(Rows from a dataset)
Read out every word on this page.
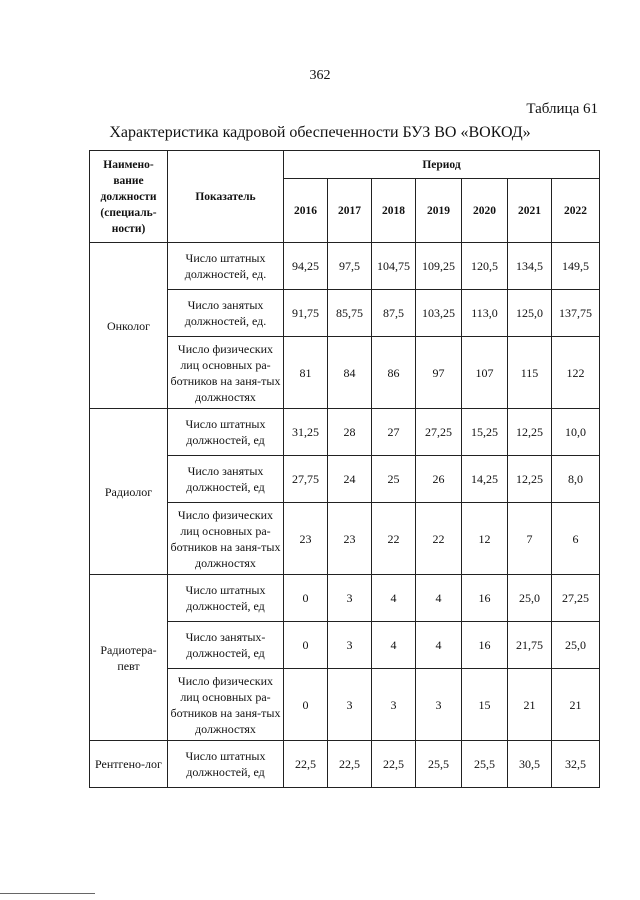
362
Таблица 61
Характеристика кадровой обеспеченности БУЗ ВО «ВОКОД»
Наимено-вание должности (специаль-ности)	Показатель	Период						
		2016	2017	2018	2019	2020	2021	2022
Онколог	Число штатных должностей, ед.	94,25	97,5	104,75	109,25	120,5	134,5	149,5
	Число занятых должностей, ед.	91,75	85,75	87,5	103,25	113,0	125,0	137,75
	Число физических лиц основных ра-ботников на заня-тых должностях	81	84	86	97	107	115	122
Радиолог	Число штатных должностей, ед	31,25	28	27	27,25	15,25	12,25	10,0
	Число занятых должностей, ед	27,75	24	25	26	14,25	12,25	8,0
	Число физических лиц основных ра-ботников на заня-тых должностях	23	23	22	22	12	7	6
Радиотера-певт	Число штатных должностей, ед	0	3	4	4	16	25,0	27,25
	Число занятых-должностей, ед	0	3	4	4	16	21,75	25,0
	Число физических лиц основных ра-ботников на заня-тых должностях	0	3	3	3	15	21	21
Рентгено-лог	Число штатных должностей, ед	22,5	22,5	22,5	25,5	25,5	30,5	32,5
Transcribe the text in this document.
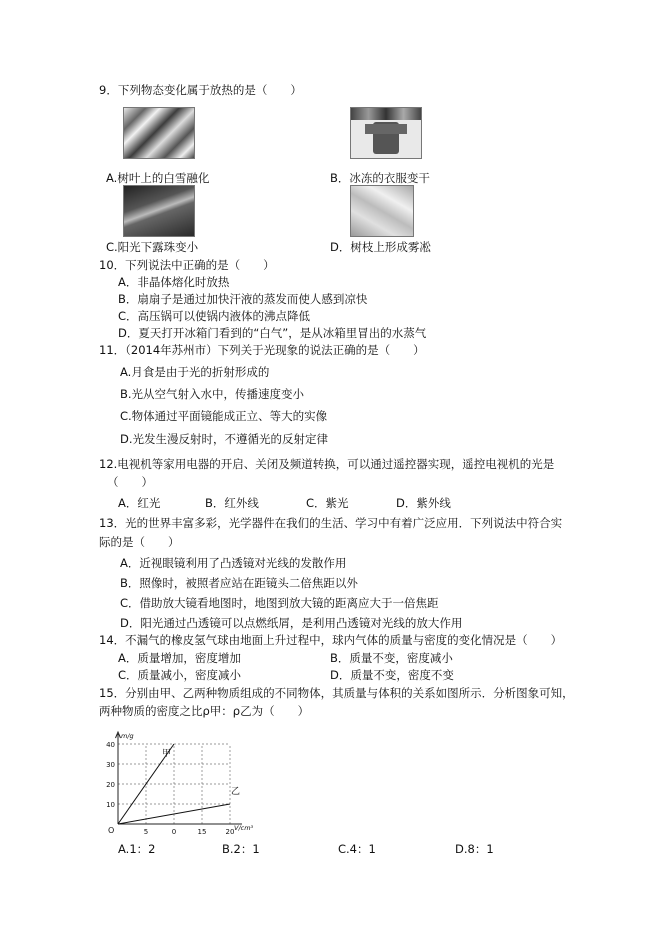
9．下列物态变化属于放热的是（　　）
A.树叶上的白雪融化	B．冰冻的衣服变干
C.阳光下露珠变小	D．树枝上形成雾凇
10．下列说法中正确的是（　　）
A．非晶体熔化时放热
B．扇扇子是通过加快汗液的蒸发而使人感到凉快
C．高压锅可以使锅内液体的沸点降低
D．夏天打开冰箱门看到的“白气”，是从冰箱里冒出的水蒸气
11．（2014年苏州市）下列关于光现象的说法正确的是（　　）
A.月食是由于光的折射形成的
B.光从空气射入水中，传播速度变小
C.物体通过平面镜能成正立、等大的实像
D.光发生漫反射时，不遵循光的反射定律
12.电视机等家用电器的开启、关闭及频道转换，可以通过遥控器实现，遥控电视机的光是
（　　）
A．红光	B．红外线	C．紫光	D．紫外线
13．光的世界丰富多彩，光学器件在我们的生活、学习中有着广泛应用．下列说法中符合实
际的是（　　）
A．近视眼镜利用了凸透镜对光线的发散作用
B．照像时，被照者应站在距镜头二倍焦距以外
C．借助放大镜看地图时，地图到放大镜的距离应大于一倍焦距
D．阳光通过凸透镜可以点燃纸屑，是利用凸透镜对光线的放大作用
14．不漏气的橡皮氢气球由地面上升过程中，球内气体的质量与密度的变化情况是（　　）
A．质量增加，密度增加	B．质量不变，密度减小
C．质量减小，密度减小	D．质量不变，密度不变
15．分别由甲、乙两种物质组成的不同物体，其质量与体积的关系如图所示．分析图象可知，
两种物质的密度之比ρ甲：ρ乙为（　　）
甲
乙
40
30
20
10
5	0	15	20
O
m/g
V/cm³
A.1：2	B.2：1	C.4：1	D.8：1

STATED GOAL: Transcribe the records above exactly as they appear, leaving out any pictures.

TASK RESPONSE:
Read out every word on this page.
362
Таблица 61
Характеристика кадровой обеспеченности БУЗ ВО «ВОКОД»
Наимено-вание должности (специаль-ности)	Показатель	Период						
		2016	2017	2018	2019	2020	2021	2022
Онколог	Число штатных должностей, ед.	94,25	97,5	104,75	109,25	120,5	134,5	149,5
	Число занятых должностей, ед.	91,75	85,75	87,5	103,25	113,0	125,0	137,75
	Число физических лиц основных ра-ботников на заня-тых должностях	81	84	86	97	107	115	122
Радиолог	Число штатных должностей, ед	31,25	28	27	27,25	15,25	12,25	10,0
	Число занятых должностей, ед	27,75	24	25	26	14,25	12,25	8,0
	Число физических лиц основных ра-ботников на заня-тых должностях	23	23	22	22	12	7	6
Радиотера-певт	Число штатных должностей, ед	0	3	4	4	16	25,0	27,25
	Число занятых-должностей, ед	0	3	4	4	16	21,75	25,0
	Число физических лиц основных ра-ботников на заня-тых должностях	0	3	3	3	15	21	21
Рентгено-лог	Число штатных должностей, ед	22,5	22,5	22,5	25,5	25,5	30,5	32,5
Transcribe the text in this document.
9．下列物态变化属于放热的是（　　）
A.树叶上的白雪融化	B．冰冻的衣服变干
C.阳光下露珠变小	D．树枝上形成雾凇
10．下列说法中正确的是（　　）
A．非晶体熔化时放热
B．扇扇子是通过加快汗液的蒸发而使人感到凉快
C．高压锅可以使锅内液体的沸点降低
D．夏天打开冰箱门看到的“白气”，是从冰箱里冒出的水蒸气
11．（2014年苏州市）下列关于光现象的说法正确的是（　　）
A.月食是由于光的折射形成的
B.光从空气射入水中，传播速度变小
C.物体通过平面镜能成正立、等大的实像
D.光发生漫反射时，不遵循光的反射定律
12.电视机等家用电器的开启、关闭及频道转换，可以通过遥控器实现，遥控电视机的光是
（　　）
A．红光	B．红外线	C．紫光	D．紫外线
13．光的世界丰富多彩，光学器件在我们的生活、学习中有着广泛应用．下列说法中符合实
际的是（　　）
A．近视眼镜利用了凸透镜对光线的发散作用
B．照像时，被照者应站在距镜头二倍焦距以外
C．借助放大镜看地图时，地图到放大镜的距离应大于一倍焦距
D．阳光通过凸透镜可以点燃纸屑，是利用凸透镜对光线的放大作用
14．不漏气的橡皮氢气球由地面上升过程中，球内气体的质量与密度的变化情况是（　　）
A．质量增加，密度增加	B．质量不变，密度减小
C．质量减小，密度减小	D．质量不变，密度不变
15．分别由甲、乙两种物质组成的不同物体，其质量与体积的关系如图所示．分析图象可知，
两种物质的密度之比ρ甲：ρ乙为（　　）
甲
乙
40
30
20
10
5	0	15	20
O
m/g
V/cm³
A.1：2	B.2：1	C.4：1	D.8：1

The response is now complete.